**To do**
Filter the records below down to lines containing "ELODIE".

(Figure collection entries)
====
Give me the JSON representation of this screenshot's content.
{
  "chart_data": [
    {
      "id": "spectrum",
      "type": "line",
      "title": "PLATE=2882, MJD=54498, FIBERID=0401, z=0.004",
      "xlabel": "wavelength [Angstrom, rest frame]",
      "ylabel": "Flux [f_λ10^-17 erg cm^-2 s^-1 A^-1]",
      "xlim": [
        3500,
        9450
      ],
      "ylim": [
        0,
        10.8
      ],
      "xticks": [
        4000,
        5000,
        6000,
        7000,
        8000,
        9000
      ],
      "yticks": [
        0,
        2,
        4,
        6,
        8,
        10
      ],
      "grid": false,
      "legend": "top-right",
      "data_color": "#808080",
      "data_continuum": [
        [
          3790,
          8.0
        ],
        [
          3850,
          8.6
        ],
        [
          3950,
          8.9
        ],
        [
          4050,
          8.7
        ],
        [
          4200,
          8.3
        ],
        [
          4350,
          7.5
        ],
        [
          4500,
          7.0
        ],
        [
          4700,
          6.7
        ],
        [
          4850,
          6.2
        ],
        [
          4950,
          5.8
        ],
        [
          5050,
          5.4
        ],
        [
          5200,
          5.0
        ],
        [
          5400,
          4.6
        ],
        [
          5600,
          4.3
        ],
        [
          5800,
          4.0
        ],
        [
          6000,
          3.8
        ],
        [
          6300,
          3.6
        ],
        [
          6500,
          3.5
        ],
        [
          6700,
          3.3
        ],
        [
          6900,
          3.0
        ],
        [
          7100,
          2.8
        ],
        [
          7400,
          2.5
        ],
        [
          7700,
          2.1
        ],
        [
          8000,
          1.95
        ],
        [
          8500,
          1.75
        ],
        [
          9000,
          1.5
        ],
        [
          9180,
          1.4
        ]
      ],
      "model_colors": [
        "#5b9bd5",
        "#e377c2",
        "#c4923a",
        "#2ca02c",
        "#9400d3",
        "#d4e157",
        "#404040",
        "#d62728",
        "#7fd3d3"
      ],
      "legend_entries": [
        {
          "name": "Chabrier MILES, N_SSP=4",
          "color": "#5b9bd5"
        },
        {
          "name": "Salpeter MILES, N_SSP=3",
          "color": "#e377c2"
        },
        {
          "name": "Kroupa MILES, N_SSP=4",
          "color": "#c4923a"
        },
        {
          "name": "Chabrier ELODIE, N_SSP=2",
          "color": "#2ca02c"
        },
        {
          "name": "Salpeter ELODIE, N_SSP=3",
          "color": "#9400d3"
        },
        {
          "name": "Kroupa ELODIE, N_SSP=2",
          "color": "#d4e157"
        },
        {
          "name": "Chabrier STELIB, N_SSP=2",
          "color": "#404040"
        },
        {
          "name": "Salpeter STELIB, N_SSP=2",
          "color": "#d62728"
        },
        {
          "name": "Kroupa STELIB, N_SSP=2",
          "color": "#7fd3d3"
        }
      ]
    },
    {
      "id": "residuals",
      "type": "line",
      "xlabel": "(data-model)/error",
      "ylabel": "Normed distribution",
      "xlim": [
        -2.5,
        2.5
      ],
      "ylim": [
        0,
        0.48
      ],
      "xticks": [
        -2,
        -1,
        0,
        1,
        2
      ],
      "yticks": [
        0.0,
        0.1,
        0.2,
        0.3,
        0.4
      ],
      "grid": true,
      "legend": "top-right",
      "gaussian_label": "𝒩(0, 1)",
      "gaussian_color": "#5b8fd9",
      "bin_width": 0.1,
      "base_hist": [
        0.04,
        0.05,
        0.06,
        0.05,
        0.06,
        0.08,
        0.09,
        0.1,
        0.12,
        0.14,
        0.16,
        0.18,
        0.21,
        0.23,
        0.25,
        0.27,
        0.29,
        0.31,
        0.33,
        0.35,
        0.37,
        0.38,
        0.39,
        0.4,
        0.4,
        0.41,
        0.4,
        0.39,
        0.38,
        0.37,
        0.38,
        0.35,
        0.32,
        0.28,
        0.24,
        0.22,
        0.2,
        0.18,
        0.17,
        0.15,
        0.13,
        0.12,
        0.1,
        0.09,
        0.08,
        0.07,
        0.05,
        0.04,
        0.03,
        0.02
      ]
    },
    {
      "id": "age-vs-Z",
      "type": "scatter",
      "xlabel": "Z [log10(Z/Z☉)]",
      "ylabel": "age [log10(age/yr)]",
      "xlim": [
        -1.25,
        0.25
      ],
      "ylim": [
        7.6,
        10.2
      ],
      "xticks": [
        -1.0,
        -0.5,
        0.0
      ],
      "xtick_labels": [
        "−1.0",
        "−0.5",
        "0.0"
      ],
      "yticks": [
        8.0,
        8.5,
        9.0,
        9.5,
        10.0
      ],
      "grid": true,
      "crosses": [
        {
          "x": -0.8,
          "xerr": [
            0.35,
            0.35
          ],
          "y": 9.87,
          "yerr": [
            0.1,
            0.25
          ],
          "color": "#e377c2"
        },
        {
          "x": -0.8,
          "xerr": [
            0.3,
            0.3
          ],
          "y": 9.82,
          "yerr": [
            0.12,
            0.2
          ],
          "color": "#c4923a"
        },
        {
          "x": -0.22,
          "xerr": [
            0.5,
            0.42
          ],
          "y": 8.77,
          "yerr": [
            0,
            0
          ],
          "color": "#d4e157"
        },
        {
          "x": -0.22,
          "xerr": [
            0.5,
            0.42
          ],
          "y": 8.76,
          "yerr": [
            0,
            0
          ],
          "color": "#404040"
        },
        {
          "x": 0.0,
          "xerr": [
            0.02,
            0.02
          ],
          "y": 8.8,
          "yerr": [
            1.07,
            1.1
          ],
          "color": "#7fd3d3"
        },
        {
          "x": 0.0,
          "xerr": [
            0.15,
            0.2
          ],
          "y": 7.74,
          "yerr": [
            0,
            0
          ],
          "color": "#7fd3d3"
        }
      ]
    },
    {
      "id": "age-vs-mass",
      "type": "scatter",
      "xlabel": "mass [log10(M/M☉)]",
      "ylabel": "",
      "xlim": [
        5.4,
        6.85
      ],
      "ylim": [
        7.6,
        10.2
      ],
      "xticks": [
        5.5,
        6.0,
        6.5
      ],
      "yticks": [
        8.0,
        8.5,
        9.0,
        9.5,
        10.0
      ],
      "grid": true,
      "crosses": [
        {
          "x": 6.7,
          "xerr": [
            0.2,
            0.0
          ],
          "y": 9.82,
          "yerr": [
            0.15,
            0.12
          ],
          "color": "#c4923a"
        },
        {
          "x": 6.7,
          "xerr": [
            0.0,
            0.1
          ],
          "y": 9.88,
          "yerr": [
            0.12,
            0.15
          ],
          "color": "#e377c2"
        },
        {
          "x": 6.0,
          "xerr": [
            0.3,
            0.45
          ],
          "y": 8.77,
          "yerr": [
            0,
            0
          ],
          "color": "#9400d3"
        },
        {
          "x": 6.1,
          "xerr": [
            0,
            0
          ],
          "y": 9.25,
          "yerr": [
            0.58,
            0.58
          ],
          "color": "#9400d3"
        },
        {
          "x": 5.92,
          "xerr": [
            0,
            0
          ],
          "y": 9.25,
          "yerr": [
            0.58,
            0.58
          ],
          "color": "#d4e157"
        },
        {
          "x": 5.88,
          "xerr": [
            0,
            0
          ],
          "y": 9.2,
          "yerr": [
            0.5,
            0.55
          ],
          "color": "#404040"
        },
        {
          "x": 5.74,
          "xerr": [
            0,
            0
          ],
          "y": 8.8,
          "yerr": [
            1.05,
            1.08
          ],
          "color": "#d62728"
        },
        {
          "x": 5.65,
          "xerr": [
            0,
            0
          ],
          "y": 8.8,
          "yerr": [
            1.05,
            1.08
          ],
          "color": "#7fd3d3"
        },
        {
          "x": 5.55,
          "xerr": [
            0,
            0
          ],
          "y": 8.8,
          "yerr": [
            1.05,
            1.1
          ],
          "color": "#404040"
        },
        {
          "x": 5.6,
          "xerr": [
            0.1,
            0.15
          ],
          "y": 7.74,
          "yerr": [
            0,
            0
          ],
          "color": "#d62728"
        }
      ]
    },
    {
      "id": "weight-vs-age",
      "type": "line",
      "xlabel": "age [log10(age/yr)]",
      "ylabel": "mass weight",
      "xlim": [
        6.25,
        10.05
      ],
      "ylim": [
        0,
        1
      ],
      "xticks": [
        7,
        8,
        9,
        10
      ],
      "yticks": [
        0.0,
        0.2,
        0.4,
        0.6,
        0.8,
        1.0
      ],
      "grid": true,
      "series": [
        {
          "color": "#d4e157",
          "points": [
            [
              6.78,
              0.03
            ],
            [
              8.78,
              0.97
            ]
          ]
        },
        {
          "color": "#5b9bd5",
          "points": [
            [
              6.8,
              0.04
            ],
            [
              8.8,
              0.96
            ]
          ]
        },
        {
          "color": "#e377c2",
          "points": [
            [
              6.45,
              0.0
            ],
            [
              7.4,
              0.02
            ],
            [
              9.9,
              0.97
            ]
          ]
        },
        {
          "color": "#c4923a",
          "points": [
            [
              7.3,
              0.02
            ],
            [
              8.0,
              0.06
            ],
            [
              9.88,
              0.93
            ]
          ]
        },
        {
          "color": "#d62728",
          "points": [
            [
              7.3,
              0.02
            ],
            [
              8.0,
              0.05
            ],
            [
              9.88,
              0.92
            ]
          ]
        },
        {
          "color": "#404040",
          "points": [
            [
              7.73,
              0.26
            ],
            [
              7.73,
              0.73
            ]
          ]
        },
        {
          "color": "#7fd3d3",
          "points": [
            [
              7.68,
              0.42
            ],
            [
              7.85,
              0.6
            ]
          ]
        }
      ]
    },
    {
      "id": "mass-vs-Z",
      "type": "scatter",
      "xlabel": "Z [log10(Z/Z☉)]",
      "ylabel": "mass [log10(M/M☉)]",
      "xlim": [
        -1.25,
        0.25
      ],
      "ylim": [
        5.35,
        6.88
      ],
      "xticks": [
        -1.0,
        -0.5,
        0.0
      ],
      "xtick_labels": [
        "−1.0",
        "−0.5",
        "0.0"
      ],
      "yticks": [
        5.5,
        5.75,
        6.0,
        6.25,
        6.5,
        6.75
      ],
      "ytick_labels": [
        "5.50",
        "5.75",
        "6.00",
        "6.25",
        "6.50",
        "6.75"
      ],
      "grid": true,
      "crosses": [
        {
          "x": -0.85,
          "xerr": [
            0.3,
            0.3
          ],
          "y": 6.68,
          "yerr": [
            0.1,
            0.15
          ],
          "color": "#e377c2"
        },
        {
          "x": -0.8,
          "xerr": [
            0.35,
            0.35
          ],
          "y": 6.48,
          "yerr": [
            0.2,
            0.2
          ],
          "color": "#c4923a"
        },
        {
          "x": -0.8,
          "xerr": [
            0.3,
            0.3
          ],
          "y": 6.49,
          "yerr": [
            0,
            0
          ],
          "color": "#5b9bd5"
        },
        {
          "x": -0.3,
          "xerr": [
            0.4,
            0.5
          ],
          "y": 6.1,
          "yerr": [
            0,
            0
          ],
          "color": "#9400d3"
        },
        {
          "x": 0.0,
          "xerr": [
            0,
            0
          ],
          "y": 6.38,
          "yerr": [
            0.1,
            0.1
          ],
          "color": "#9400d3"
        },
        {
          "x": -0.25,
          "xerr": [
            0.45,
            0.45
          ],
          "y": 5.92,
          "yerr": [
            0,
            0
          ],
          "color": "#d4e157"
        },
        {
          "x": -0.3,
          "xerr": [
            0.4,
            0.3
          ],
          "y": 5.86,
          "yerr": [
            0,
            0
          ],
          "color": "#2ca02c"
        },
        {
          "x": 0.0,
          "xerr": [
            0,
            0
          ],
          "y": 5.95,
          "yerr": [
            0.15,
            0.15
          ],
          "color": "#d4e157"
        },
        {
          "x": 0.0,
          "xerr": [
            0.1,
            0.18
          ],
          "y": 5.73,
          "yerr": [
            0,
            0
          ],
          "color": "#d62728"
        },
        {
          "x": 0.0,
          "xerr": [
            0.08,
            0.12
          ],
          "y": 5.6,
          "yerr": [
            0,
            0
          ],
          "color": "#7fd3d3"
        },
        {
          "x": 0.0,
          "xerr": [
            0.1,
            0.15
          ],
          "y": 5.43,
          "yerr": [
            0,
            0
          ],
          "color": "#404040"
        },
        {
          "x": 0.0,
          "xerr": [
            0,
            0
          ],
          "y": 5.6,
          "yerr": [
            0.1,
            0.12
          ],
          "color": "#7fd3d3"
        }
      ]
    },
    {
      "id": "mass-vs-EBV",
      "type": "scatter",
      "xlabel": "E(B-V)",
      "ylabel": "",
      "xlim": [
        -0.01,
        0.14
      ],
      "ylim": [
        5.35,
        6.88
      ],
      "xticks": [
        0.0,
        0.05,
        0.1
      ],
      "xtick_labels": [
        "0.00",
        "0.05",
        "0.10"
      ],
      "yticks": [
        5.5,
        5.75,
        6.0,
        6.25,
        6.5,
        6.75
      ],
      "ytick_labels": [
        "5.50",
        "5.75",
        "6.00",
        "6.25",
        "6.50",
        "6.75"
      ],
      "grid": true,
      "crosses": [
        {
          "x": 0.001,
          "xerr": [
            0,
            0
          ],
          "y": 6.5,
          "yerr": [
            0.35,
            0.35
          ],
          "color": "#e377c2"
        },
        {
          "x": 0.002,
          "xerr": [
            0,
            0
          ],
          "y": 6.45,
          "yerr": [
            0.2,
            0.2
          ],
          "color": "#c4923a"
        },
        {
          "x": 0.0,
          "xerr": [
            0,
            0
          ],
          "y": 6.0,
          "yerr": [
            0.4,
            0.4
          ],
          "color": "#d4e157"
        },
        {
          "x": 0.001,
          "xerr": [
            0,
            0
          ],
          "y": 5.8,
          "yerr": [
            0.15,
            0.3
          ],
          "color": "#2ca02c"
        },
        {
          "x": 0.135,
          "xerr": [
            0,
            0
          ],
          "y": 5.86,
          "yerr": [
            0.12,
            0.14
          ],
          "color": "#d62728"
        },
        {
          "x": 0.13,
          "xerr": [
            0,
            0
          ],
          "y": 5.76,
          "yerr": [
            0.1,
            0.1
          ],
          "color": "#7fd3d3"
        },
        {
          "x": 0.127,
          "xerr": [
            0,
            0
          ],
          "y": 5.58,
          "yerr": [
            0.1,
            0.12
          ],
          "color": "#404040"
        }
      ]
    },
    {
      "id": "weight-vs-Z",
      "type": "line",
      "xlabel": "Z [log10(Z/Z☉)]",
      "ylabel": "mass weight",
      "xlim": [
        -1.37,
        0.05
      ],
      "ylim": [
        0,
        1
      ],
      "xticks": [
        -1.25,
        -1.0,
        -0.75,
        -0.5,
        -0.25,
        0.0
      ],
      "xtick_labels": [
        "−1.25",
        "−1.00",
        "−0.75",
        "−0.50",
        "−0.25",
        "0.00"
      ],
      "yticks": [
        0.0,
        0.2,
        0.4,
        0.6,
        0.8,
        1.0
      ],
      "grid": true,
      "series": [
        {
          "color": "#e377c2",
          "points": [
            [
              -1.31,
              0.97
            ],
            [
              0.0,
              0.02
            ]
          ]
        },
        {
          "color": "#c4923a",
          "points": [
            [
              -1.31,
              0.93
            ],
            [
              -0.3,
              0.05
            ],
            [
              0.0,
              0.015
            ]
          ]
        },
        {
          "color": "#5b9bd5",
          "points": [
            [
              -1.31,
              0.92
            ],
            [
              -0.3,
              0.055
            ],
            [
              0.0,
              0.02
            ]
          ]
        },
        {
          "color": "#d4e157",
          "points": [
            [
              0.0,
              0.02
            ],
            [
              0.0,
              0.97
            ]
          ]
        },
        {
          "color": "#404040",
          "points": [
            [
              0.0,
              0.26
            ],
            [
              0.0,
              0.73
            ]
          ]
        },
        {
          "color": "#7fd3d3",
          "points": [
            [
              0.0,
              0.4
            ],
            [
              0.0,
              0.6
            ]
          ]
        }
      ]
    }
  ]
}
====
**Reply to the task**
          "name": "Chabrier ELODIE, N_SSP=2",
          "name": "Salpeter ELODIE, N_SSP=3",
          "name": "Kroupa ELODIE, N_SSP=2",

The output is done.